* START *

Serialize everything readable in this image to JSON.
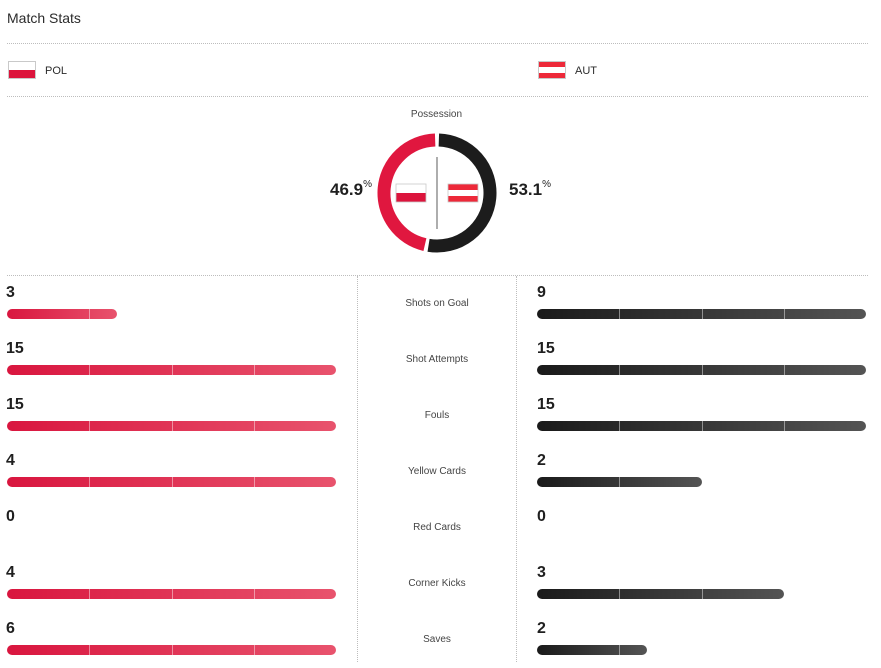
{
  "header": {
    "title": "Match Stats"
  },
  "teams": {
    "home": {
      "abbr": "POL",
      "flag_stripes": [
        "#ffffff",
        "#dc143c"
      ],
      "bar_colors": [
        "#d9163f",
        "#e8536d"
      ]
    },
    "away": {
      "abbr": "AUT",
      "flag_stripes": [
        "#ed2939",
        "#ffffff",
        "#ed2939"
      ],
      "bar_colors": [
        "#1a1a1a",
        "#545454"
      ]
    }
  },
  "possession": {
    "label": "Possession",
    "home_value": "46.9",
    "away_value": "53.1",
    "unit": "%",
    "home_color": "#e0173f",
    "away_color": "#1c1c1c"
  },
  "stats": [
    {
      "label": "Shots on Goal",
      "home": "3",
      "away": "9"
    },
    {
      "label": "Shot Attempts",
      "home": "15",
      "away": "15"
    },
    {
      "label": "Fouls",
      "home": "15",
      "away": "15"
    },
    {
      "label": "Yellow Cards",
      "home": "4",
      "away": "2"
    },
    {
      "label": "Red Cards",
      "home": "0",
      "away": "0"
    },
    {
      "label": "Corner Kicks",
      "home": "4",
      "away": "3"
    },
    {
      "label": "Saves",
      "home": "6",
      "away": "2"
    }
  ]
}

* END *

SHORT TASK
Without including any picture, retype the entries exactly.

CORRECT RESULT
Serialize everything readable in this image to JSON.
{
  "header": {
    "title": "Match Stats"
  },
  "teams": {
    "home": {
      "abbr": "POL",
      "flag_stripes": [
        "#ffffff",
        "#dc143c"
      ],
      "bar_colors": [
        "#d9163f",
        "#e8536d"
      ]
    },
    "away": {
      "abbr": "AUT",
      "flag_stripes": [
        "#ed2939",
        "#ffffff",
        "#ed2939"
      ],
      "bar_colors": [
        "#1a1a1a",
        "#545454"
      ]
    }
  },
  "possession": {
    "label": "Possession",
    "home_value": "46.9",
    "away_value": "53.1",
    "unit": "%",
    "home_color": "#e0173f",
    "away_color": "#1c1c1c"
  },
  "stats": [
    {
      "label": "Shots on Goal",
      "home": "3",
      "away": "9"
    },
    {
      "label": "Shot Attempts",
      "home": "15",
      "away": "15"
    },
    {
      "label": "Fouls",
      "home": "15",
      "away": "15"
    },
    {
      "label": "Yellow Cards",
      "home": "4",
      "away": "2"
    },
    {
      "label": "Red Cards",
      "home": "0",
      "away": "0"
    },
    {
      "label": "Corner Kicks",
      "home": "4",
      "away": "3"
    },
    {
      "label": "Saves",
      "home": "6",
      "away": "2"
    }
  ]
}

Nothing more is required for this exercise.